OBJECTIVE ▸ For the entries below, how many lines include the word "amplitude"? Give the figure and nothing more.

--- begin ---

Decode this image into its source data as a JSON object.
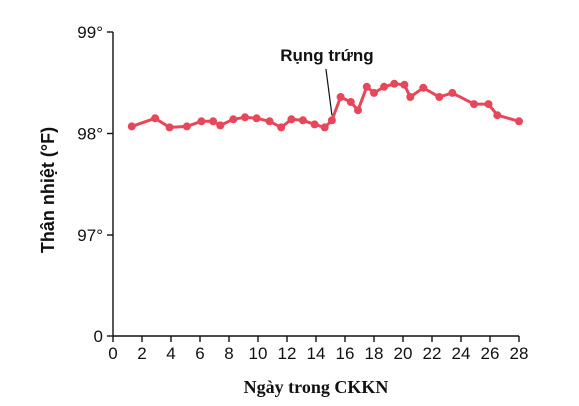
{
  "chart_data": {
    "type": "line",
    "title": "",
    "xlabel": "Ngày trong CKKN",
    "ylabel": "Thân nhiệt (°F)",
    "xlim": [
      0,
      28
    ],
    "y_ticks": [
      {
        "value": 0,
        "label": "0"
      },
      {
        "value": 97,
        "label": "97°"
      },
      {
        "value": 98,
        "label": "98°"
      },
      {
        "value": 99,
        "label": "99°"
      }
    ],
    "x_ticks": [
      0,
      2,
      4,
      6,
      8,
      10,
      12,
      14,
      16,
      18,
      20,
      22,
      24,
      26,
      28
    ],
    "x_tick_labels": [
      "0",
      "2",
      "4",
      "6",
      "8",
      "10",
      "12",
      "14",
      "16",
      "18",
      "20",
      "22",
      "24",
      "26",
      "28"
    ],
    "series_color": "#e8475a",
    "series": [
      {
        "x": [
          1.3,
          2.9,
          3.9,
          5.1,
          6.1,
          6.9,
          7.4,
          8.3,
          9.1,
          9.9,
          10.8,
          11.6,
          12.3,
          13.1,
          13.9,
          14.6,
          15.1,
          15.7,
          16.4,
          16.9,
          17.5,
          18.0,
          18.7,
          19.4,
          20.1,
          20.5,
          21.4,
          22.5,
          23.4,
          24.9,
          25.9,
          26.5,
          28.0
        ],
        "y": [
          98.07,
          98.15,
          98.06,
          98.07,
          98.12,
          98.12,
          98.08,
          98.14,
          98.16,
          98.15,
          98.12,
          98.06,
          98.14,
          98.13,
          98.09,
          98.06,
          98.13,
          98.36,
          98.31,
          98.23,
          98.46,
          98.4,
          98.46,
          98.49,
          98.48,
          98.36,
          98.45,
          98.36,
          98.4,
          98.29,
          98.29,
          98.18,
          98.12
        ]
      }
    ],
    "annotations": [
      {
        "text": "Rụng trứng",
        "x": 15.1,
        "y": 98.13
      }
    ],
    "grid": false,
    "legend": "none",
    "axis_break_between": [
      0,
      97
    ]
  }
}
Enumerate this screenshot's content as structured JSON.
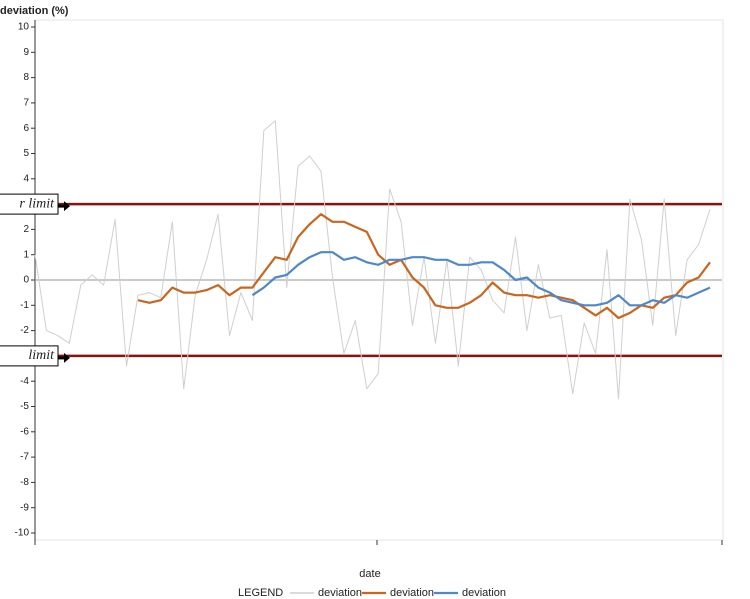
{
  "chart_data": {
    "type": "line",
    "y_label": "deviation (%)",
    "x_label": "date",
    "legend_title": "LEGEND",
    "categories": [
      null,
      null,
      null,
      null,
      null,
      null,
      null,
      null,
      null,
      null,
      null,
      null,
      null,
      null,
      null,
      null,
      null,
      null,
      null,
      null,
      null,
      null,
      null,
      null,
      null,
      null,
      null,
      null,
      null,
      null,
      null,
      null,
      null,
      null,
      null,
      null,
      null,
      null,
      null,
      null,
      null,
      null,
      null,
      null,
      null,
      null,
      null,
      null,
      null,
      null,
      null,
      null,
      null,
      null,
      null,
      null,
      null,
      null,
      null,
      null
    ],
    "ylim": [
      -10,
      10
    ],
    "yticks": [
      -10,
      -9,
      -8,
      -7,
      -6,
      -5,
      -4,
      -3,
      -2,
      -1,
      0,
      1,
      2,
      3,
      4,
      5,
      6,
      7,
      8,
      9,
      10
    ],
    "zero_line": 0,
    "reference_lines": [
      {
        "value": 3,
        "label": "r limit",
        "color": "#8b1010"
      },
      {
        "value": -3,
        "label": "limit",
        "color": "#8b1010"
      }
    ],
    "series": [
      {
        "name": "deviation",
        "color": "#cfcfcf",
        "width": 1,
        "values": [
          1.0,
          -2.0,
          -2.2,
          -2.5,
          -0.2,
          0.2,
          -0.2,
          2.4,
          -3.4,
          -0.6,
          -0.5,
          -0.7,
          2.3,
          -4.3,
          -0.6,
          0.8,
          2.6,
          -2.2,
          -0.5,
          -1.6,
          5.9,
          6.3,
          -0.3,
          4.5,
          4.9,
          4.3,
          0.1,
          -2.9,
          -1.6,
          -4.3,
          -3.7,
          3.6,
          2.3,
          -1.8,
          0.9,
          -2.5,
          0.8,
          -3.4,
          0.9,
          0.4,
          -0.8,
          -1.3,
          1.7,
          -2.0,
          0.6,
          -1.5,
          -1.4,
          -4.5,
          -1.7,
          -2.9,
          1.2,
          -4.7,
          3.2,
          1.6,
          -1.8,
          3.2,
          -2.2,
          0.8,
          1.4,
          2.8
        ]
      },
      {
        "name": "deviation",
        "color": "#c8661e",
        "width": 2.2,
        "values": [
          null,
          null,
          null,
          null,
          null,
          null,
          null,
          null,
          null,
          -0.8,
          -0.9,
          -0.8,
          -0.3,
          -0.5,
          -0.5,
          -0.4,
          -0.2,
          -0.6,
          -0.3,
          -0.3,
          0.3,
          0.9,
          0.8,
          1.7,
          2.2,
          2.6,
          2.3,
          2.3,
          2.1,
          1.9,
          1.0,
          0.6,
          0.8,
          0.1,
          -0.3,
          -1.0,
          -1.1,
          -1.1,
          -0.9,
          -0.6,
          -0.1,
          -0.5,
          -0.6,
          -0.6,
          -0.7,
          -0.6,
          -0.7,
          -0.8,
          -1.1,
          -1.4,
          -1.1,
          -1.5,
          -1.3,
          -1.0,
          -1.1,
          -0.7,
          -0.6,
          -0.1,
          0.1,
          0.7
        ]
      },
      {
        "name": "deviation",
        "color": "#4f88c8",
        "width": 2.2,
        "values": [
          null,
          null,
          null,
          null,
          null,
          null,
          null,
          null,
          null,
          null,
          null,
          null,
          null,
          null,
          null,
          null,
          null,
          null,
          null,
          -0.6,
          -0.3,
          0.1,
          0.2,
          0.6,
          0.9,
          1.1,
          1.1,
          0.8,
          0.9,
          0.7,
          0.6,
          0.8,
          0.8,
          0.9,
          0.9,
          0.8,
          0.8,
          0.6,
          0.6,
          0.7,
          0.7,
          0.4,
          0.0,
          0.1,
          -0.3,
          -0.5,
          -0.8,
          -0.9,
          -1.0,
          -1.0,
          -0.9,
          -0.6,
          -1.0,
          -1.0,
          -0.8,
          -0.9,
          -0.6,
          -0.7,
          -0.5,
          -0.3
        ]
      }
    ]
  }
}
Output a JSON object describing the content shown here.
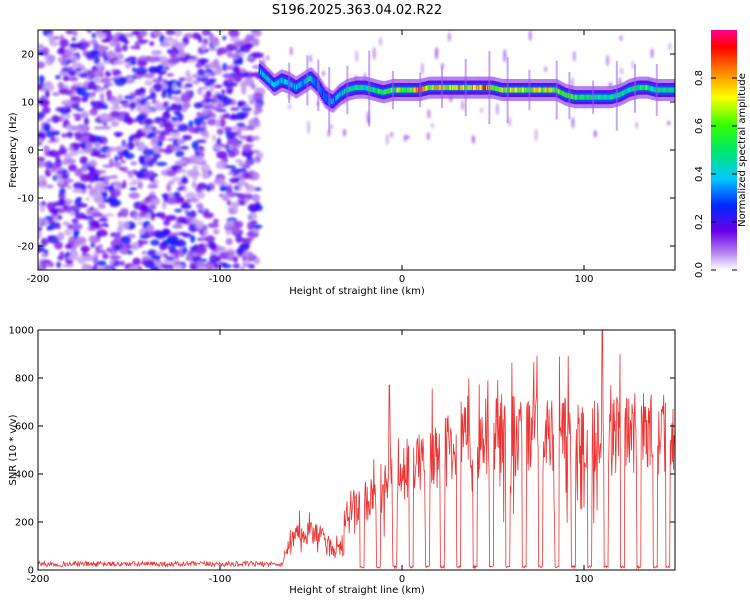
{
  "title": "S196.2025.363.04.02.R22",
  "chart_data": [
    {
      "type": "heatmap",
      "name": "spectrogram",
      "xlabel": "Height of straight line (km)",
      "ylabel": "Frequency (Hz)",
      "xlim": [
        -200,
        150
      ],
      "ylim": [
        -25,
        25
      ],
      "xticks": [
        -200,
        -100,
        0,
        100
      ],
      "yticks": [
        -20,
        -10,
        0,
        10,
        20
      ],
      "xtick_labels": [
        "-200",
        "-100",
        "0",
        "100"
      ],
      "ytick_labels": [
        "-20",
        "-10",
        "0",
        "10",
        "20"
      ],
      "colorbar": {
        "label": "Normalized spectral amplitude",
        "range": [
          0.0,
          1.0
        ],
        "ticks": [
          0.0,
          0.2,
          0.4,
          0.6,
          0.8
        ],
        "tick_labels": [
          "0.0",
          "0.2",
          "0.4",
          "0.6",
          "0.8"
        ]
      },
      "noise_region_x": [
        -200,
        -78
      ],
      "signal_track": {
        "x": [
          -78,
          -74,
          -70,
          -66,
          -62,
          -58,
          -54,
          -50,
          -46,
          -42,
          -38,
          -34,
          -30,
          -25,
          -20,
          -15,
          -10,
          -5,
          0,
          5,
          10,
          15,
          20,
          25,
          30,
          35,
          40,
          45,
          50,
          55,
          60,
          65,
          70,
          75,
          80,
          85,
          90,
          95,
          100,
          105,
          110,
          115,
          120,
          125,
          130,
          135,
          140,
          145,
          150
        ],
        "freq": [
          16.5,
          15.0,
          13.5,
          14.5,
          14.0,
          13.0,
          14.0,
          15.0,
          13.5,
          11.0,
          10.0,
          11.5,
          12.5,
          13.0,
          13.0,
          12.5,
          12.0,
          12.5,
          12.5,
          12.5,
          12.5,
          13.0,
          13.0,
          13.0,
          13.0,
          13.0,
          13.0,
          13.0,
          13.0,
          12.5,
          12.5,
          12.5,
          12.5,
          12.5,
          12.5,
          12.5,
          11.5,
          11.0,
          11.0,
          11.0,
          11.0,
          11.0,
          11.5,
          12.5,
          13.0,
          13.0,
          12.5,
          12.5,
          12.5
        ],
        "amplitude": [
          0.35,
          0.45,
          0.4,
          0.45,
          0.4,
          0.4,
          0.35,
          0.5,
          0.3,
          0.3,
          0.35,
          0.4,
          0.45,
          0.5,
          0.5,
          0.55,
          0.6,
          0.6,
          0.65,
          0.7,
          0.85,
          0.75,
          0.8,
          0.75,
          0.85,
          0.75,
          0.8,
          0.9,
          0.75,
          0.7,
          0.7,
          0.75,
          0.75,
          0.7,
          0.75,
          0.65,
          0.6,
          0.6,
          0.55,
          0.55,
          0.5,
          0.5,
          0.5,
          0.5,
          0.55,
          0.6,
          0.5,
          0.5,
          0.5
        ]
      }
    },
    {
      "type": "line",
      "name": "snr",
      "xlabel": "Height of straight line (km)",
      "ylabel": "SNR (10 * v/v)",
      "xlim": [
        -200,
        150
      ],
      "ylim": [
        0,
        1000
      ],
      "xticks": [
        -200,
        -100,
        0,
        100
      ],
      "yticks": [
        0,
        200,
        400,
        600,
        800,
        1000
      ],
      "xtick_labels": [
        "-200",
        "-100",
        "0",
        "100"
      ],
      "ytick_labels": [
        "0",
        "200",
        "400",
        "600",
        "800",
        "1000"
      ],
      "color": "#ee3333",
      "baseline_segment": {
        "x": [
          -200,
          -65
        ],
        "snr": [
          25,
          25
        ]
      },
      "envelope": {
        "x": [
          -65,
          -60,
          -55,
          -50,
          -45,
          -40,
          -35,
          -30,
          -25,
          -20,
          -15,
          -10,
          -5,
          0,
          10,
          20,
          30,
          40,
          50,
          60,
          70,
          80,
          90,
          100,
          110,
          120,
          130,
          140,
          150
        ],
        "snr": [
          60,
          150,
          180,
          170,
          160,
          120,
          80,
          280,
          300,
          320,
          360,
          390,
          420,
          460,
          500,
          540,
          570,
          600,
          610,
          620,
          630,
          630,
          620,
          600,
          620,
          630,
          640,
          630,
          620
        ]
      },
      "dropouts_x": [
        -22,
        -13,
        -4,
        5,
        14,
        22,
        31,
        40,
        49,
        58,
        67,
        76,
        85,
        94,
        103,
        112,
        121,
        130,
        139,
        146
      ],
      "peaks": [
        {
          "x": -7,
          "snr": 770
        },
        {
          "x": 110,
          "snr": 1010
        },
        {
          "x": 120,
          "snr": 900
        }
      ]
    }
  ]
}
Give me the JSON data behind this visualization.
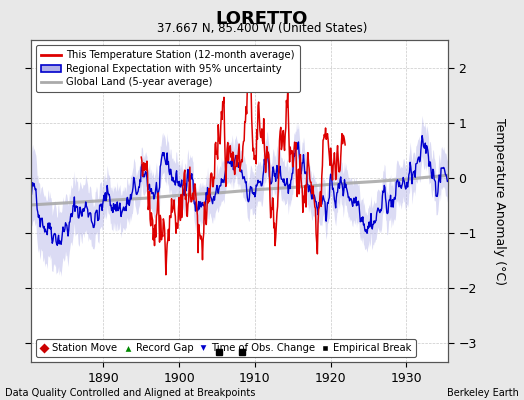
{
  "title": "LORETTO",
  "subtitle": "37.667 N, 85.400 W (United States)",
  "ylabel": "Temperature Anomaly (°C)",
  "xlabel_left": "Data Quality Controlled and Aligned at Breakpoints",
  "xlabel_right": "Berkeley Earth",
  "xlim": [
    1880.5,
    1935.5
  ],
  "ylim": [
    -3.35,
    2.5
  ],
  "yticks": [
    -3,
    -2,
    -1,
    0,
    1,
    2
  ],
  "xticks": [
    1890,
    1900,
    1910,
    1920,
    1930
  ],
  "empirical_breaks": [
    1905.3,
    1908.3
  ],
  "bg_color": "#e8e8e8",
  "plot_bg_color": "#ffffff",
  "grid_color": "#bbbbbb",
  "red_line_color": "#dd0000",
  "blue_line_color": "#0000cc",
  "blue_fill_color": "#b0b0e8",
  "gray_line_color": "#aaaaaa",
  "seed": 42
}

--- end ---

RESULT ▸ 2